Dataset entries:

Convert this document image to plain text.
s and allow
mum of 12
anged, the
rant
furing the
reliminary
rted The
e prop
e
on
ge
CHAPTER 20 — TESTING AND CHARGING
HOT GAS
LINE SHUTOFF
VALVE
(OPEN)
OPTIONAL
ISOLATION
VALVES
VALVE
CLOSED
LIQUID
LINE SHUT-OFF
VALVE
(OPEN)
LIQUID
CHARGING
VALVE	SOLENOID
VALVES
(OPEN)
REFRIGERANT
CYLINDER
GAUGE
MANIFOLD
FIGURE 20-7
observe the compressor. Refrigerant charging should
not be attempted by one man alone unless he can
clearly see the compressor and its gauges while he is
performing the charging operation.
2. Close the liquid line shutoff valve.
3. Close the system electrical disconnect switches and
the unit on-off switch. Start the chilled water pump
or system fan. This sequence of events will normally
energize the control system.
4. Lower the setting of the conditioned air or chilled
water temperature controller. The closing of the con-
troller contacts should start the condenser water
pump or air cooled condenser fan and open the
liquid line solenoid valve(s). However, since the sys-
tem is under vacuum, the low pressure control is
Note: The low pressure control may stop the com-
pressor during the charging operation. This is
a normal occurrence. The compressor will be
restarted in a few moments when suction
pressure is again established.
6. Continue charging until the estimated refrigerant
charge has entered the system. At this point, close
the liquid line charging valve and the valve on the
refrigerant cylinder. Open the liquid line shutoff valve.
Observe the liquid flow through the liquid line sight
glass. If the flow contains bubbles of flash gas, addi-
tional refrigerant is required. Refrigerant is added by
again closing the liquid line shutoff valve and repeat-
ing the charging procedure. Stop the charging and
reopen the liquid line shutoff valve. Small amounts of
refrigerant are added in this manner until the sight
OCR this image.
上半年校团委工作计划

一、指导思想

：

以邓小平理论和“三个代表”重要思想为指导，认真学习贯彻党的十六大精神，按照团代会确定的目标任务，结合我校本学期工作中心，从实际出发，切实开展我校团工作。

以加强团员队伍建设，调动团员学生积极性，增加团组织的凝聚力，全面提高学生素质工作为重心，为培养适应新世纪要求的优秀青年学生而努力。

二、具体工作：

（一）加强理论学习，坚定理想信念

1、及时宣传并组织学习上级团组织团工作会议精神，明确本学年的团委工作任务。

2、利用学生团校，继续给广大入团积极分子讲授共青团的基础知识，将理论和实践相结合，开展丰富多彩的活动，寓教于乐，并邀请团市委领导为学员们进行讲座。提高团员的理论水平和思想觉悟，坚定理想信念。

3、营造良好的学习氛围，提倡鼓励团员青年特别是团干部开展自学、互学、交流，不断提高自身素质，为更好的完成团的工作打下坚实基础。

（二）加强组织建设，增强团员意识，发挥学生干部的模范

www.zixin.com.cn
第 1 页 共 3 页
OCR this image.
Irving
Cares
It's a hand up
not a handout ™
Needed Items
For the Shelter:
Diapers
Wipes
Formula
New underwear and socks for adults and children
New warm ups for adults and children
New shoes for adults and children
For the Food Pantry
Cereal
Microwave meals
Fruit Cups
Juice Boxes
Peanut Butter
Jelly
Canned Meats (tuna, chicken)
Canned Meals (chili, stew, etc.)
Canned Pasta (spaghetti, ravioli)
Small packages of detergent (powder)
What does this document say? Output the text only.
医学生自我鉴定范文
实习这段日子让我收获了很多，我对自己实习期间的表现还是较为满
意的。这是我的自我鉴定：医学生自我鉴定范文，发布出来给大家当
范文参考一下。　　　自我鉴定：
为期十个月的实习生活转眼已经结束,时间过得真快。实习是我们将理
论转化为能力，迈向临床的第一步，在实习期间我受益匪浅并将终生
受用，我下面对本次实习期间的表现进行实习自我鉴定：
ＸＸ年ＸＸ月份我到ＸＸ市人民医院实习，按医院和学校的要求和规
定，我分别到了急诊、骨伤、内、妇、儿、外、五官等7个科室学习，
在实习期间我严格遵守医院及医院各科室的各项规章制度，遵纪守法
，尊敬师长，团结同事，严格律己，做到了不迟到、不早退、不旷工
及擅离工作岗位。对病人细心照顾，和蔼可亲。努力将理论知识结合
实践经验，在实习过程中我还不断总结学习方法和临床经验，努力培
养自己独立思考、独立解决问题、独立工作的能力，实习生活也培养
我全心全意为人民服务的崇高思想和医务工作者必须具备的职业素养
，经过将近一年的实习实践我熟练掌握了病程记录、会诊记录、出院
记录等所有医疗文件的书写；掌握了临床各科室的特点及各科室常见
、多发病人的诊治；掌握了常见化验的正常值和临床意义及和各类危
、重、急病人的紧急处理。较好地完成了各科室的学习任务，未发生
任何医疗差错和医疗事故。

Exercise brief:
Print the whole listing exactly as it is.

The solution:
Convert this document image to plain text.
s and allow
mum of 12
anged, the
rant
furing the
reliminary
rted The
e prop
e
on
ge
CHAPTER 20 — TESTING AND CHARGING
HOT GAS
LINE SHUTOFF
VALVE
(OPEN)
OPTIONAL
ISOLATION
VALVES
VALVE
CLOSED
LIQUID
LINE SHUT-OFF
VALVE
(OPEN)
LIQUID
CHARGING
VALVE	SOLENOID
VALVES
(OPEN)
REFRIGERANT
CYLINDER
GAUGE
MANIFOLD
FIGURE 20-7
observe the compressor. Refrigerant charging should
not be attempted by one man alone unless he can
clearly see the compressor and its gauges while he is
performing the charging operation.
2. Close the liquid line shutoff valve.
3. Close the system electrical disconnect switches and
the unit on-off switch. Start the chilled water pump
or system fan. This sequence of events will normally
energize the control system.
4. Lower the setting of the conditioned air or chilled
water temperature controller. The closing of the con-
troller contacts should start the condenser water
pump or air cooled condenser fan and open the
liquid line solenoid valve(s). However, since the sys-
tem is under vacuum, the low pressure control is
Note: The low pressure control may stop the com-
pressor during the charging operation. This is
a normal occurrence. The compressor will be
restarted in a few moments when suction
pressure is again established.
6. Continue charging until the estimated refrigerant
charge has entered the system. At this point, close
the liquid line charging valve and the valve on the
refrigerant cylinder. Open the liquid line shutoff valve.
Observe the liquid flow through the liquid line sight
glass. If the flow contains bubbles of flash gas, addi-
tional refrigerant is required. Refrigerant is added by
again closing the liquid line shutoff valve and repeat-
ing the charging procedure. Stop the charging and
reopen the liquid line shutoff valve. Small amounts of
refrigerant are added in this manner until the sight
OCR this image.
上半年校团委工作计划

一、指导思想

：

以邓小平理论和“三个代表”重要思想为指导，认真学习贯彻党的十六大精神，按照团代会确定的目标任务，结合我校本学期工作中心，从实际出发，切实开展我校团工作。

以加强团员队伍建设，调动团员学生积极性，增加团组织的凝聚力，全面提高学生素质工作为重心，为培养适应新世纪要求的优秀青年学生而努力。

二、具体工作：

（一）加强理论学习，坚定理想信念

1、及时宣传并组织学习上级团组织团工作会议精神，明确本学年的团委工作任务。

2、利用学生团校，继续给广大入团积极分子讲授共青团的基础知识，将理论和实践相结合，开展丰富多彩的活动，寓教于乐，并邀请团市委领导为学员们进行讲座。提高团员的理论水平和思想觉悟，坚定理想信念。

3、营造良好的学习氛围，提倡鼓励团员青年特别是团干部开展自学、互学、交流，不断提高自身素质，为更好的完成团的工作打下坚实基础。

（二）加强组织建设，增强团员意识，发挥学生干部的模范

www.zixin.com.cn
第 1 页 共 3 页
OCR this image.
Irving
Cares
It's a hand up
not a handout ™
Needed Items
For the Shelter:
Diapers
Wipes
Formula
New underwear and socks for adults and children
New warm ups for adults and children
New shoes for adults and children
For the Food Pantry
Cereal
Microwave meals
Fruit Cups
Juice Boxes
Peanut Butter
Jelly
Canned Meats (tuna, chicken)
Canned Meals (chili, stew, etc.)
Canned Pasta (spaghetti, ravioli)
Small packages of detergent (powder)
What does this document say? Output the text only.
医学生自我鉴定范文
实习这段日子让我收获了很多，我对自己实习期间的表现还是较为满
意的。这是我的自我鉴定：医学生自我鉴定范文，发布出来给大家当
范文参考一下。　　　自我鉴定：
为期十个月的实习生活转眼已经结束,时间过得真快。实习是我们将理
论转化为能力，迈向临床的第一步，在实习期间我受益匪浅并将终生
受用，我下面对本次实习期间的表现进行实习自我鉴定：
ＸＸ年ＸＸ月份我到ＸＸ市人民医院实习，按医院和学校的要求和规
定，我分别到了急诊、骨伤、内、妇、儿、外、五官等7个科室学习，
在实习期间我严格遵守医院及医院各科室的各项规章制度，遵纪守法
，尊敬师长，团结同事，严格律己，做到了不迟到、不早退、不旷工
及擅离工作岗位。对病人细心照顾，和蔼可亲。努力将理论知识结合
实践经验，在实习过程中我还不断总结学习方法和临床经验，努力培
养自己独立思考、独立解决问题、独立工作的能力，实习生活也培养
我全心全意为人民服务的崇高思想和医务工作者必须具备的职业素养
，经过将近一年的实习实践我熟练掌握了病程记录、会诊记录、出院
记录等所有医疗文件的书写；掌握了临床各科室的特点及各科室常见
、多发病人的诊治；掌握了常见化验的正常值和临床意义及和各类危
、重、急病人的紧急处理。较好地完成了各科室的学习任务，未发生
任何医疗差错和医疗事故。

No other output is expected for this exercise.